Given entries =
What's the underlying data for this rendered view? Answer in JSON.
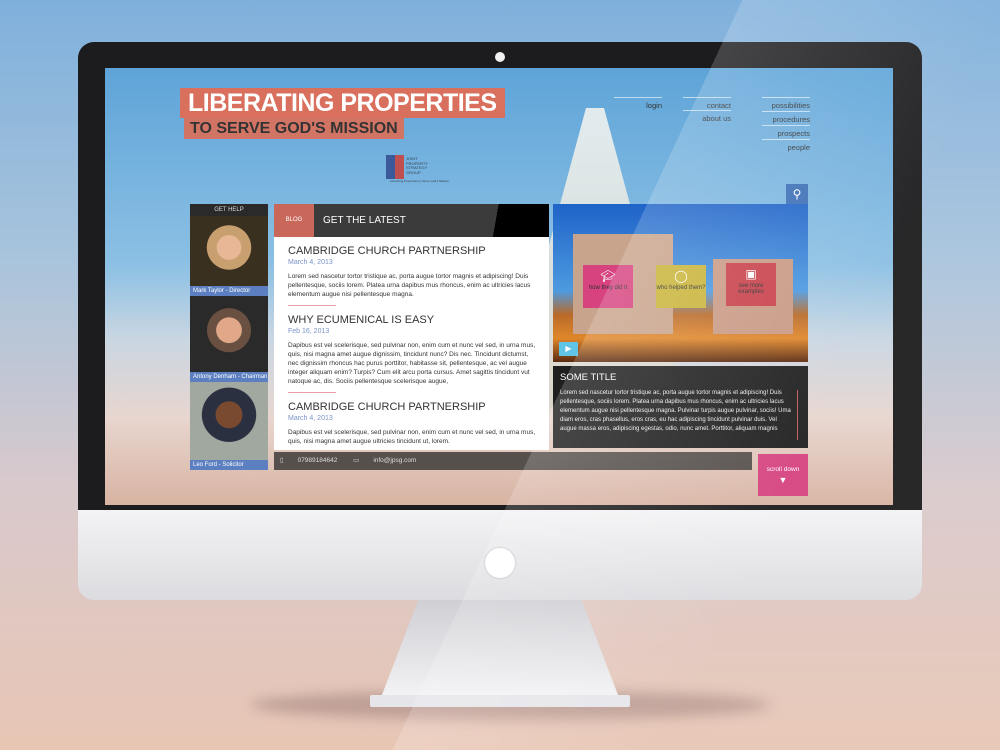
{
  "header": {
    "title": "LIBERATING PROPERTIES",
    "subtitle": "TO SERVE GOD'S MISSION"
  },
  "nav": {
    "col1": [
      "login"
    ],
    "col2": [
      "contact",
      "about us"
    ],
    "col3": [
      "possibilities",
      "procedures",
      "prospects",
      "people"
    ]
  },
  "logo": {
    "text": "JOINT PROPERTY STRATEGY GROUP",
    "tagline": "Liberating Properties to Serve God's Mission"
  },
  "search_icon": "search-icon",
  "help": {
    "heading": "GET HELP",
    "people": [
      "Mark Taylor - Director",
      "Antony Denham - Chairman",
      "Leo Ford - Solicitor"
    ]
  },
  "blog": {
    "tab": "BLOG",
    "title": "GET THE LATEST",
    "posts": [
      {
        "title": "CAMBRIDGE CHURCH PARTNERSHIP",
        "date": "March 4, 2013",
        "body": "Lorem sed nascetur tortor tristique ac, porta augue tortor magnis et adipiscing! Duis pellentesque, sociis lorem. Platea urna dapibus mus rhoncus, enim ac ultricies lacus elementum augue nisi pellentesque magna."
      },
      {
        "title": "WHY ECUMENICAL IS EASY",
        "date": "Feb 16, 2013",
        "body": "Dapibus est vel scelerisque, sed pulvinar non, enim cum et nunc vel sed, in urna mus, quis, nisi magna amet augue dignissim, tincidunt nunc? Dis nec. Tincidunt dictumst, nec dignissim rhoncus hac purus porttitor, habitasse sit, pellentesque, ac vel augue integer aliquam enim? Turpis? Cum elit arcu porta cursus. Amet sagittis tincidunt vut natoque ac, dis. Sociis pellentesque scelerisque augue,"
      },
      {
        "title": "CAMBRIDGE CHURCH PARTNERSHIP",
        "date": "March 4, 2013",
        "body": "Dapibus est vel scelerisque, sed pulvinar non, enim cum et nunc vel sed, in urna mus, quis, nisi magna amet augue ultricies tincidunt ut, lorem."
      }
    ]
  },
  "footer": {
    "phone": "07989184642",
    "email": "info@jpsg.com"
  },
  "tiles": [
    {
      "label": "how they did it",
      "color": "#d6437f"
    },
    {
      "label": "who helped them?",
      "color": "#c9b43a"
    },
    {
      "label": "see more examples",
      "color": "#c8404a"
    }
  ],
  "panel": {
    "title": "SOME TITLE",
    "body": "Lorem sed nascetur tortor tristique ac, porta augue tortor magnis et adipiscing! Duis pellentesque, sociis lorem. Platea urna dapibus mus rhoncus, enim ac ultricies lacus elementum augue nisi pellentesque magna. Pulvinar turpis augue pulvinar, sociis! Uma diam eros, cras phasellus, eros cras, eu hac adipiscing tincidunt pulvinar duis. Vel augue massa eros, adipiscing egestas, odio, nunc amet. Porttitor, aliquam magnis"
  },
  "scroll": {
    "label": "scroll down"
  }
}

Objective = From the records, copy every line that has the string "label" in it.

Result =
      "label": "how they did it",
      "label": "who helped them?",
      "label": "see more examples",
    "label": "scroll down"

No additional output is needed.